::: Stored records :::
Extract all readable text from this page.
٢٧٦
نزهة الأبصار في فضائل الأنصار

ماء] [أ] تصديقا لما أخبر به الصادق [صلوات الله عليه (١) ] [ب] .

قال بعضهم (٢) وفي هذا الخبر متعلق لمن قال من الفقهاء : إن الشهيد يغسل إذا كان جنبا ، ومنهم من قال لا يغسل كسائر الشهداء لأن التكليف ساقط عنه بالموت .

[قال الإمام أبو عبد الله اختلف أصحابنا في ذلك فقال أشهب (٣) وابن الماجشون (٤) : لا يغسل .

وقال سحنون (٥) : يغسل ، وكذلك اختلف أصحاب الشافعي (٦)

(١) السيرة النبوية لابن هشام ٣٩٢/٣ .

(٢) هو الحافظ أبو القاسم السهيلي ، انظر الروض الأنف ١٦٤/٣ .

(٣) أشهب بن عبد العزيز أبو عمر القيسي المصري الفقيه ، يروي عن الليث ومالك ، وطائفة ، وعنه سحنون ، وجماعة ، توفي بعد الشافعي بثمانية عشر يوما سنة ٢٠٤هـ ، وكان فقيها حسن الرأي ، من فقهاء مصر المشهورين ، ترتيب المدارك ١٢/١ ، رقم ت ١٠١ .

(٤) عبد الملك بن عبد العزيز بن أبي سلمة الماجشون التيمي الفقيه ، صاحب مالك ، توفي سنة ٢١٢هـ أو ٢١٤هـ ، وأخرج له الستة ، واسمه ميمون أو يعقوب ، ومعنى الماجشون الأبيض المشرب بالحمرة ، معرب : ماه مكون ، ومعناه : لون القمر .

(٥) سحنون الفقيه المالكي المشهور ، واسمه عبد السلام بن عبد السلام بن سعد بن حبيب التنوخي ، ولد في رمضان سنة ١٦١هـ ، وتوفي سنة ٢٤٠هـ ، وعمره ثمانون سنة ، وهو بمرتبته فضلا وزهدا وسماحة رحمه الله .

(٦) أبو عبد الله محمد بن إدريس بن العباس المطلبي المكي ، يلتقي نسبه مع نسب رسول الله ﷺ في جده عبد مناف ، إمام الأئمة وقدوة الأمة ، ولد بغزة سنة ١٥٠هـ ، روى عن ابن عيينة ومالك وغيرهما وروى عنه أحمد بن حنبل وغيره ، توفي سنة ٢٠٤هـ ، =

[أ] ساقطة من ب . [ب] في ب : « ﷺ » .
:::
Exercise aim ::
Your task is to repeat every line exactly.

Task response ::
Extract all readable text from this page.
٢٧٦
نزهة الأبصار في فضائل الأنصار

ماء] [أ] تصديقا لما أخبر به الصادق [صلوات الله عليه (١) ] [ب] .

قال بعضهم (٢) وفي هذا الخبر متعلق لمن قال من الفقهاء : إن الشهيد يغسل إذا كان جنبا ، ومنهم من قال لا يغسل كسائر الشهداء لأن التكليف ساقط عنه بالموت .

[قال الإمام أبو عبد الله اختلف أصحابنا في ذلك فقال أشهب (٣) وابن الماجشون (٤) : لا يغسل .

وقال سحنون (٥) : يغسل ، وكذلك اختلف أصحاب الشافعي (٦)

(١) السيرة النبوية لابن هشام ٣٩٢/٣ .

(٢) هو الحافظ أبو القاسم السهيلي ، انظر الروض الأنف ١٦٤/٣ .

(٣) أشهب بن عبد العزيز أبو عمر القيسي المصري الفقيه ، يروي عن الليث ومالك ، وطائفة ، وعنه سحنون ، وجماعة ، توفي بعد الشافعي بثمانية عشر يوما سنة ٢٠٤هـ ، وكان فقيها حسن الرأي ، من فقهاء مصر المشهورين ، ترتيب المدارك ١٢/١ ، رقم ت ١٠١ .

(٤) عبد الملك بن عبد العزيز بن أبي سلمة الماجشون التيمي الفقيه ، صاحب مالك ، توفي سنة ٢١٢هـ أو ٢١٤هـ ، وأخرج له الستة ، واسمه ميمون أو يعقوب ، ومعنى الماجشون الأبيض المشرب بالحمرة ، معرب : ماه مكون ، ومعناه : لون القمر .

(٥) سحنون الفقيه المالكي المشهور ، واسمه عبد السلام بن عبد السلام بن سعد بن حبيب التنوخي ، ولد في رمضان سنة ١٦١هـ ، وتوفي سنة ٢٤٠هـ ، وعمره ثمانون سنة ، وهو بمرتبته فضلا وزهدا وسماحة رحمه الله .

(٦) أبو عبد الله محمد بن إدريس بن العباس المطلبي المكي ، يلتقي نسبه مع نسب رسول الله ﷺ في جده عبد مناف ، إمام الأئمة وقدوة الأمة ، ولد بغزة سنة ١٥٠هـ ، روى عن ابن عيينة ومالك وغيرهما وروى عنه أحمد بن حنبل وغيره ، توفي سنة ٢٠٤هـ ، =

[أ] ساقطة من ب . [ب] في ب : « ﷺ » .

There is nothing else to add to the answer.